- _Exercise task_: Would it be possible to write out each entry below exactly, without the pictures?

- _Source records_:
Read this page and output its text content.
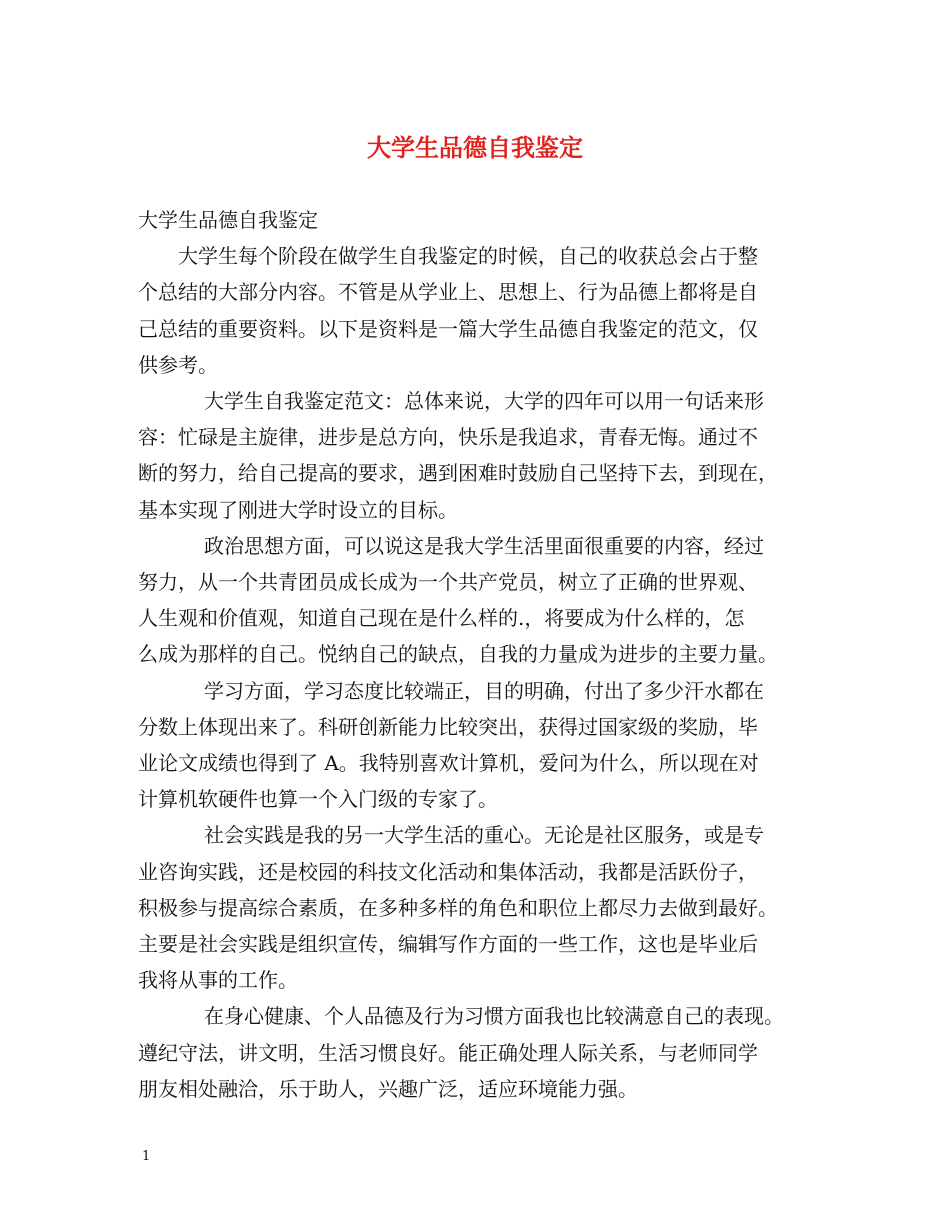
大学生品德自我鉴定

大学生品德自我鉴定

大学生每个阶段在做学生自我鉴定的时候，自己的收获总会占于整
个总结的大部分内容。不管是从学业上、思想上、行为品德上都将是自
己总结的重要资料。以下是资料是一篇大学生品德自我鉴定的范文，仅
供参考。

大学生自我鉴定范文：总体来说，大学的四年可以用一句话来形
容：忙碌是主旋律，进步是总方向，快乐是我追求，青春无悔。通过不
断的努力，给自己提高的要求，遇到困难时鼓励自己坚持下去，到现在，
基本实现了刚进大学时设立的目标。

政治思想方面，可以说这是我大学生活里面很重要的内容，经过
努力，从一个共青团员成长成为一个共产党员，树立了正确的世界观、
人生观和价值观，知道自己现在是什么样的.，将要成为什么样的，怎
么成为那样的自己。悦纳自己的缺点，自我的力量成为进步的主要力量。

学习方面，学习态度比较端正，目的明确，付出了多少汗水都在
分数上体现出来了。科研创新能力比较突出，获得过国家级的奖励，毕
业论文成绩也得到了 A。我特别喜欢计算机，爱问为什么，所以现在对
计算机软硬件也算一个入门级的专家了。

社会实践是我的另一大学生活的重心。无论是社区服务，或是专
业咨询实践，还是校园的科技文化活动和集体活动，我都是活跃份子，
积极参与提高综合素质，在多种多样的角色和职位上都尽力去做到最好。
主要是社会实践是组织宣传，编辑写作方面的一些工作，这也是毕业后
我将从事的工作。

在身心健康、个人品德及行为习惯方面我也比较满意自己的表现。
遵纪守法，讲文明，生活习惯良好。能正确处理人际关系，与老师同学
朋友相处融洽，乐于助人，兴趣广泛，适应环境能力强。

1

- _Written response_:
Read this page and output its text content.
大学生品德自我鉴定

大学生品德自我鉴定

大学生每个阶段在做学生自我鉴定的时候，自己的收获总会占于整
个总结的大部分内容。不管是从学业上、思想上、行为品德上都将是自
己总结的重要资料。以下是资料是一篇大学生品德自我鉴定的范文，仅
供参考。

大学生自我鉴定范文：总体来说，大学的四年可以用一句话来形
容：忙碌是主旋律，进步是总方向，快乐是我追求，青春无悔。通过不
断的努力，给自己提高的要求，遇到困难时鼓励自己坚持下去，到现在，
基本实现了刚进大学时设立的目标。

政治思想方面，可以说这是我大学生活里面很重要的内容，经过
努力，从一个共青团员成长成为一个共产党员，树立了正确的世界观、
人生观和价值观，知道自己现在是什么样的.，将要成为什么样的，怎
么成为那样的自己。悦纳自己的缺点，自我的力量成为进步的主要力量。

学习方面，学习态度比较端正，目的明确，付出了多少汗水都在
分数上体现出来了。科研创新能力比较突出，获得过国家级的奖励，毕
业论文成绩也得到了 A。我特别喜欢计算机，爱问为什么，所以现在对
计算机软硬件也算一个入门级的专家了。

社会实践是我的另一大学生活的重心。无论是社区服务，或是专
业咨询实践，还是校园的科技文化活动和集体活动，我都是活跃份子，
积极参与提高综合素质，在多种多样的角色和职位上都尽力去做到最好。
主要是社会实践是组织宣传，编辑写作方面的一些工作，这也是毕业后
我将从事的工作。

在身心健康、个人品德及行为习惯方面我也比较满意自己的表现。
遵纪守法，讲文明，生活习惯良好。能正确处理人际关系，与老师同学
朋友相处融洽，乐于助人，兴趣广泛，适应环境能力强。

1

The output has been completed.